# Killies Import > Non-Killie Segment >  Species identification (Solved - Gymnarchus niloticus)

## SamCosta

Hi, 
I've always had a "thing" for odd-ball species, right now except for the killies i keep a pair of _Erpetoichthys calabaricus_ plus some other random and rather common fish. Besides the rope fish i also keep a tank of axolotls (not a fish i know  :Smile: ). 
I would like to know if anybody could help me identify this specie 

 

 

I've done some "look see" at some websites but no luck so far. Any insights? 

Thanks, 

Sam da Costa

----------


## stormhawk

Its some kind of gymnarchid, probably related to the mormyrids - ("baby whales" and elephant-nose fishes). My guess is that it should be the Aba Aba or otherwise called _Gymnarchus niloticus_.

----------


## SamCosta

Thanks a lot, now i have another species to look into  :Wink:  

Sam

----------


## stormhawk

They will grow very large and get a little more aggressive as they get older. They eat alot too and will hunt invertebrates. Make sure you'll have enough space for adults because I see you have way too many Aba Abas in that tank.

----------


## SamCosta

I was thinking about getting one but after reading about them i changed my mind.
That tank isn't mine, its from a local store.
Thanks for the help.

----------


## nonamethefish

Hmm...from the looks of it someone must have found a way to breed these in captivity?

----------

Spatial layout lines
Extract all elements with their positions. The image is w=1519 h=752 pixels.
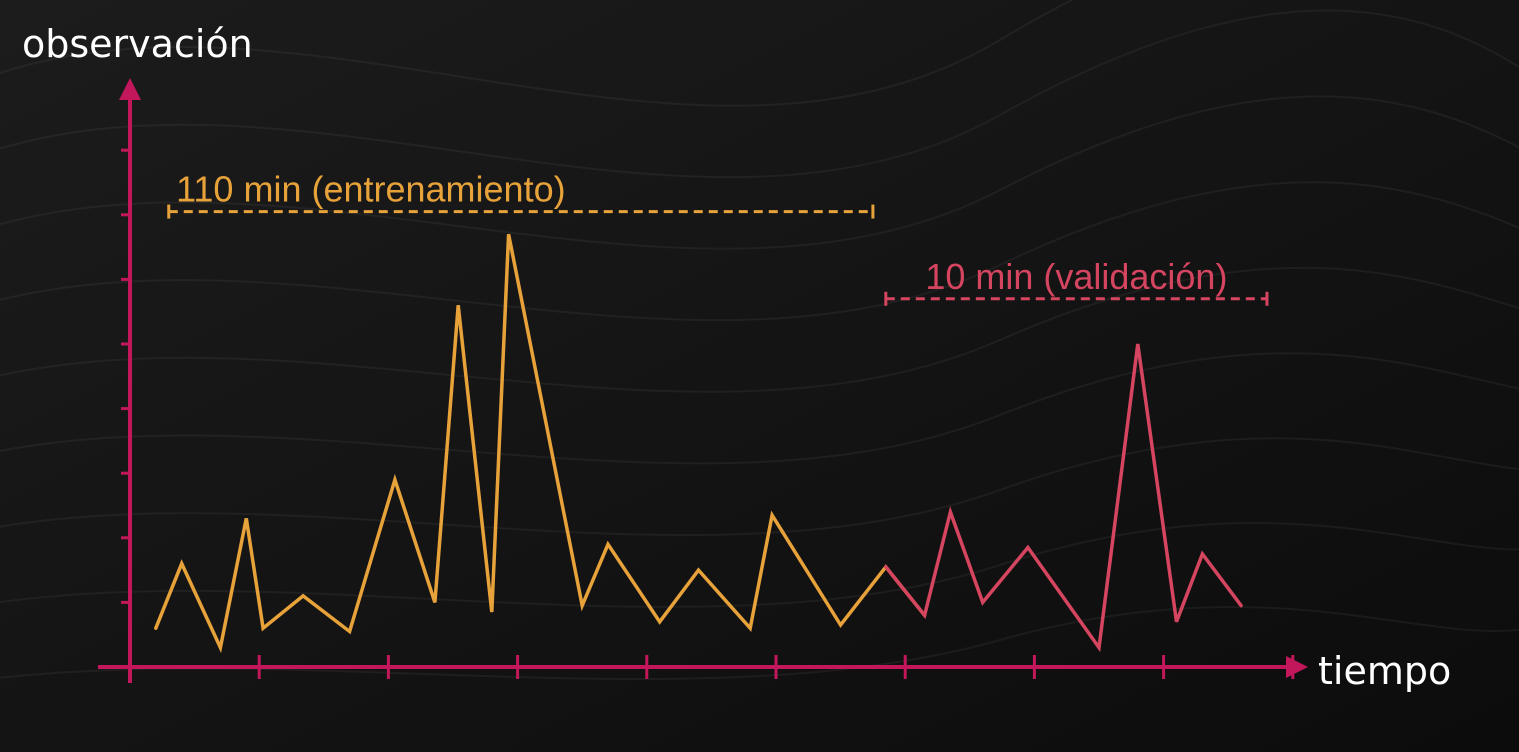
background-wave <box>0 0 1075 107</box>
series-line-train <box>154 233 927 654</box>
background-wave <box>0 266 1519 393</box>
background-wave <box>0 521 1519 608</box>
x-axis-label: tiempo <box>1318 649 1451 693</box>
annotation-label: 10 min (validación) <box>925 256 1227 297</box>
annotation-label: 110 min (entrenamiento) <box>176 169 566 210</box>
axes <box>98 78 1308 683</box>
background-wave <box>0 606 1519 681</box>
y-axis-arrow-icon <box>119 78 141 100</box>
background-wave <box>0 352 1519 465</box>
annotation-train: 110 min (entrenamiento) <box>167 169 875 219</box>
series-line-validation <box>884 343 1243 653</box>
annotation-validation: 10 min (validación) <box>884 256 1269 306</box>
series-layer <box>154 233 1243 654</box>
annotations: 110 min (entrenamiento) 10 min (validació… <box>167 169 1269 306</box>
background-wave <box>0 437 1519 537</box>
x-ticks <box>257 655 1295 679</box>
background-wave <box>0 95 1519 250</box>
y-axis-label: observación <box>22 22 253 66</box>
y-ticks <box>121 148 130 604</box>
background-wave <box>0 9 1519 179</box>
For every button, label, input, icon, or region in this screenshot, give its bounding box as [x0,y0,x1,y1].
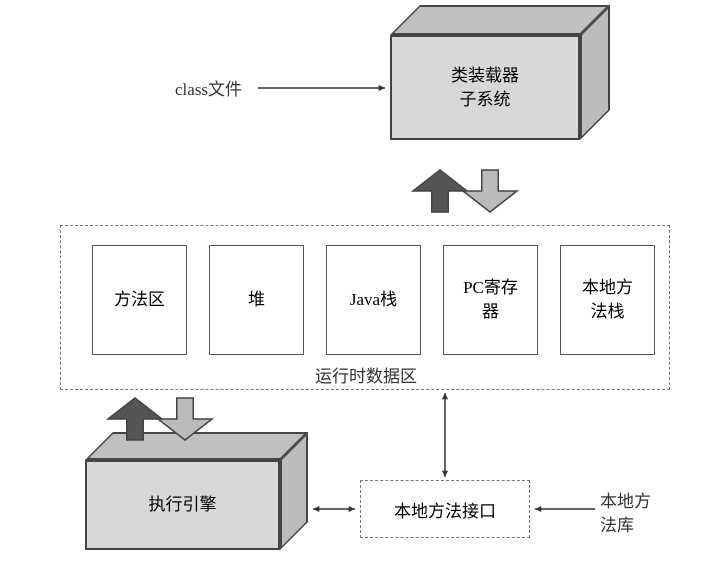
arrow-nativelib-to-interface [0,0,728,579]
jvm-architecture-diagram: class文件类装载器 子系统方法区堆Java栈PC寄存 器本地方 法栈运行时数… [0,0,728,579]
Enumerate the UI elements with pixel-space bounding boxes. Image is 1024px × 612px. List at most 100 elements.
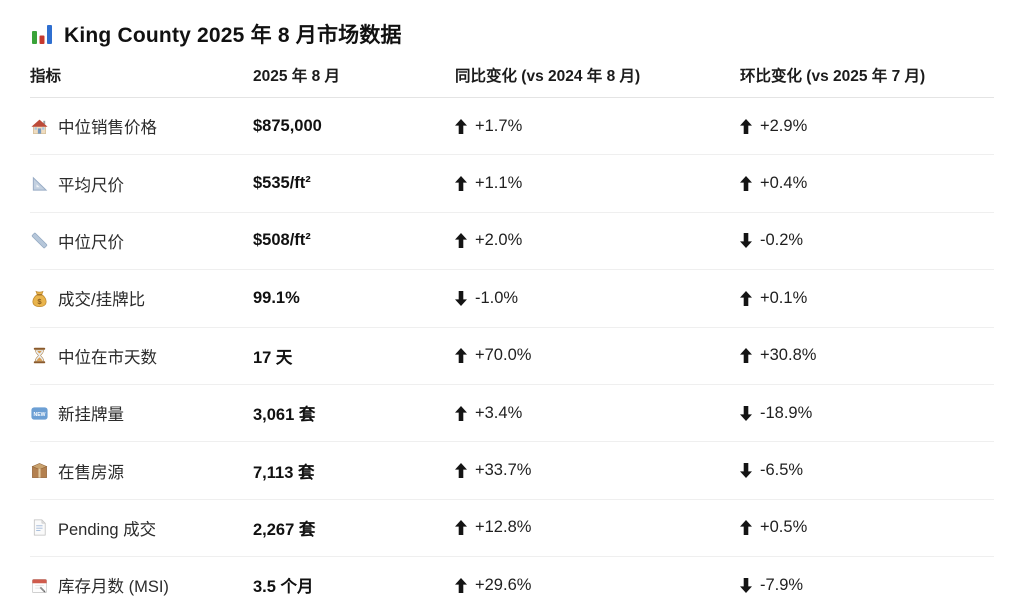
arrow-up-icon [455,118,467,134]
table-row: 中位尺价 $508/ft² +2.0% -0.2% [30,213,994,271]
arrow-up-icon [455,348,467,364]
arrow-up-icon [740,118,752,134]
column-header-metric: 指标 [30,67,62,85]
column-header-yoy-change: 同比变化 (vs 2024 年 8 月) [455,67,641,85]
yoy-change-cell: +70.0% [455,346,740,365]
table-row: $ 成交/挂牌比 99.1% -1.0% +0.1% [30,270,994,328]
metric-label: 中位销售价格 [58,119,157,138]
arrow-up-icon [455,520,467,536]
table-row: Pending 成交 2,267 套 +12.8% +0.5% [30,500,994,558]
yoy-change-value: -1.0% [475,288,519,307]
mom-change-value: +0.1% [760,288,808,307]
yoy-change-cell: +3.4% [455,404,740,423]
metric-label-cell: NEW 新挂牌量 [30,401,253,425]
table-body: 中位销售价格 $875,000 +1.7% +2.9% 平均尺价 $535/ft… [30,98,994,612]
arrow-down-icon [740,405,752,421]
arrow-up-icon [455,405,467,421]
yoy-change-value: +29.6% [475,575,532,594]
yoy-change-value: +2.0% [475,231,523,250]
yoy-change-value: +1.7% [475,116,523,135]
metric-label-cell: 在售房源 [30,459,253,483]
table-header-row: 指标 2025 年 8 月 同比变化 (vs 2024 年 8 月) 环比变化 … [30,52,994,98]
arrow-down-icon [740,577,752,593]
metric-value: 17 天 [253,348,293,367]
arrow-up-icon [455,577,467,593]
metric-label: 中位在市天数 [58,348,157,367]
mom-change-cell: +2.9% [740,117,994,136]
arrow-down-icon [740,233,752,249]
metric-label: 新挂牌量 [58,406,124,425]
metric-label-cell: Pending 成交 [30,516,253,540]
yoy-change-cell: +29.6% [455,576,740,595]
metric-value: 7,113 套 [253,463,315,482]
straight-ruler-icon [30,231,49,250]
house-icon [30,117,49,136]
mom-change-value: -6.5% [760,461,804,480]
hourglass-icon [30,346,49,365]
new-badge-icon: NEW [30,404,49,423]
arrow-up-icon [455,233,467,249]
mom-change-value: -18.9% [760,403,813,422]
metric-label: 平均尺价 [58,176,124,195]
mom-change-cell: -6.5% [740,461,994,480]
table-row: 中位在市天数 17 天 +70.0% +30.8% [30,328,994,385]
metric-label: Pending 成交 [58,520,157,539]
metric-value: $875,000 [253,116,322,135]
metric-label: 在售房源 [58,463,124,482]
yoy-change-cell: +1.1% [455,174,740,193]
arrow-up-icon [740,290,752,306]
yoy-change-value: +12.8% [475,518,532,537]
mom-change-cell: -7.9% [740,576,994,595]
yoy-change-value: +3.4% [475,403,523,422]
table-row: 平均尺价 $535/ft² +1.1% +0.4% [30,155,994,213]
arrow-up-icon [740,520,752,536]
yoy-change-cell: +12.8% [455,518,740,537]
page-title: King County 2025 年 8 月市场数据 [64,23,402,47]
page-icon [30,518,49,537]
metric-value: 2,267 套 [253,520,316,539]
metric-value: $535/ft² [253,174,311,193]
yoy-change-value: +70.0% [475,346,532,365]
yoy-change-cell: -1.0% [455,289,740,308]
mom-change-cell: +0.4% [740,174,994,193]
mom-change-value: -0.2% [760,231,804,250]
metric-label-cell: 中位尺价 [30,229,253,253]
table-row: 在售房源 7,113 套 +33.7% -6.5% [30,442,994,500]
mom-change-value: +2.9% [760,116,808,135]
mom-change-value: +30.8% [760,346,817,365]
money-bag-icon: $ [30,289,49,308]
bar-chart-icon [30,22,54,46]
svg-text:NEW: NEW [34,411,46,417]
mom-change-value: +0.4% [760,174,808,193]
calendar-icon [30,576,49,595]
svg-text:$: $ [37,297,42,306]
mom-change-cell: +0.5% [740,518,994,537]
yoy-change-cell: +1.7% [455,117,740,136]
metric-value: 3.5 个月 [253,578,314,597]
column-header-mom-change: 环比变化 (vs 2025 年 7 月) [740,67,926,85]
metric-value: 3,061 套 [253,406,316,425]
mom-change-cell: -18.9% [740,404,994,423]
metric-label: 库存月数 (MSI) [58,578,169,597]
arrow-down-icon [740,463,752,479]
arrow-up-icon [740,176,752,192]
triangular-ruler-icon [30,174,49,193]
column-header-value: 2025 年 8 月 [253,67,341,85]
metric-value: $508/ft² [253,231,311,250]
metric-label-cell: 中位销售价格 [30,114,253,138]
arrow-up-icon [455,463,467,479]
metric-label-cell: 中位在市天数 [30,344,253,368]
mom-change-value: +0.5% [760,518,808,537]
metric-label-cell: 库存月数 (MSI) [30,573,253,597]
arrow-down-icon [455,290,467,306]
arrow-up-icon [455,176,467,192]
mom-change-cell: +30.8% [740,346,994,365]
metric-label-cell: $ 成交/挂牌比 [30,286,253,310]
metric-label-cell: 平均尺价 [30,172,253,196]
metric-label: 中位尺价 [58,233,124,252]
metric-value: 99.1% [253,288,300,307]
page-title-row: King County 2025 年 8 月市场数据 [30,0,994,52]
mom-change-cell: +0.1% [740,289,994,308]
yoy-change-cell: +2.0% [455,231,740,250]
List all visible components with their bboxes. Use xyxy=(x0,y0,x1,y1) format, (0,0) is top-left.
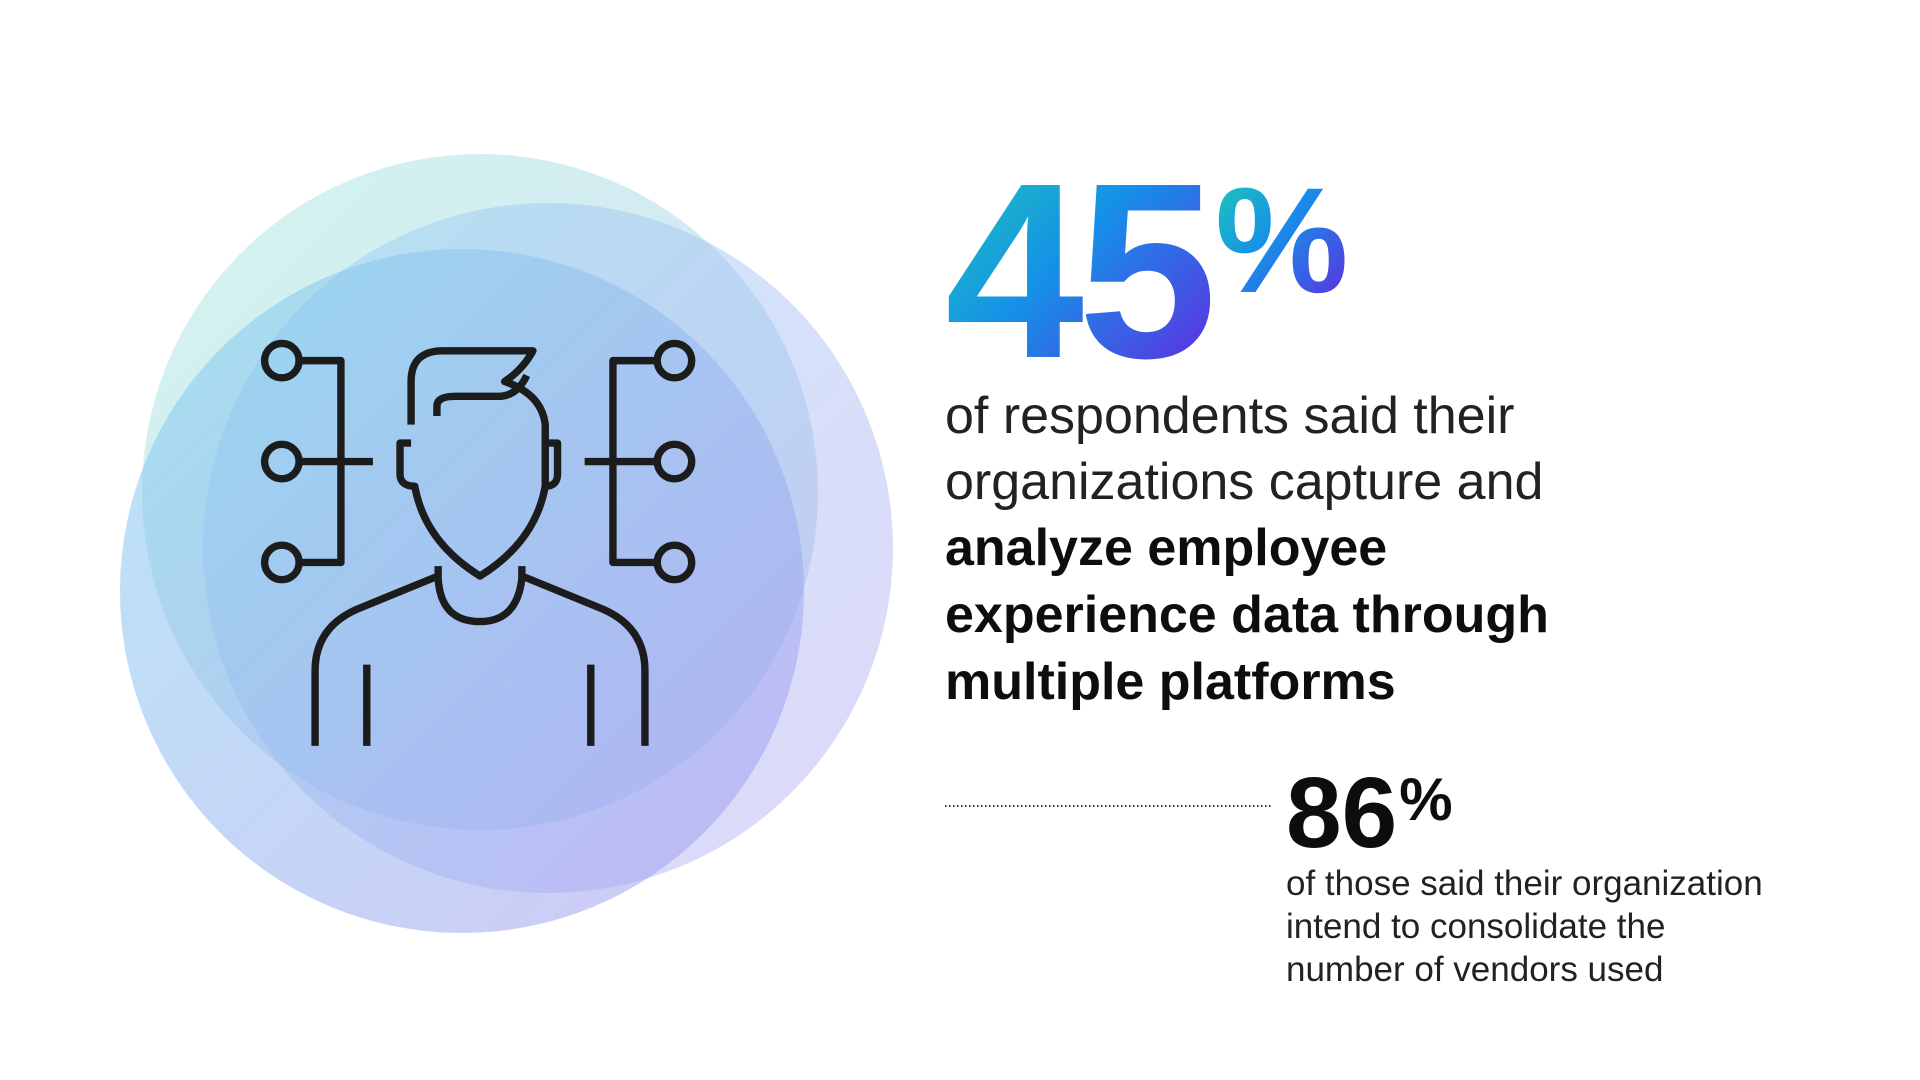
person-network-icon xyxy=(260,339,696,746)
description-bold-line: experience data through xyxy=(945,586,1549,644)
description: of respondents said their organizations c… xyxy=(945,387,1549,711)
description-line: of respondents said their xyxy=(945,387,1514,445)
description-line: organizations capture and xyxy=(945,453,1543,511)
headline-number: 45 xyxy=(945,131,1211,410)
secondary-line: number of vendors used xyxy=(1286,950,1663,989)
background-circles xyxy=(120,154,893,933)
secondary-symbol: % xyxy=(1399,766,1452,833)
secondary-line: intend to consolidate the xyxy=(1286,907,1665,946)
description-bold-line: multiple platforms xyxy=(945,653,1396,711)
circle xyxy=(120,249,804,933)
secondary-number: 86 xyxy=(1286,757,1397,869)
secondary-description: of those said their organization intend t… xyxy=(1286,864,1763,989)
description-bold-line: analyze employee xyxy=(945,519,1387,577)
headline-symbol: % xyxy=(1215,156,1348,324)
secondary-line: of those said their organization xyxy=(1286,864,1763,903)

→ **Your goal**: Please return the passage of the fish identification thread between "They will grow" and "for the help.", inclusive.

→ **Exercise answer**:
They will grow very large and get a little more aggressive as they get older. They eat alot too and will hunt invertebrates. Make sure you'll have enough space for adults because I see you have way too many Aba Abas in that tank.

----------


## SamCosta

I was thinking about getting one but after reading about them i changed my mind.
That tank isn't mine, its from a local store.
Thanks for the help.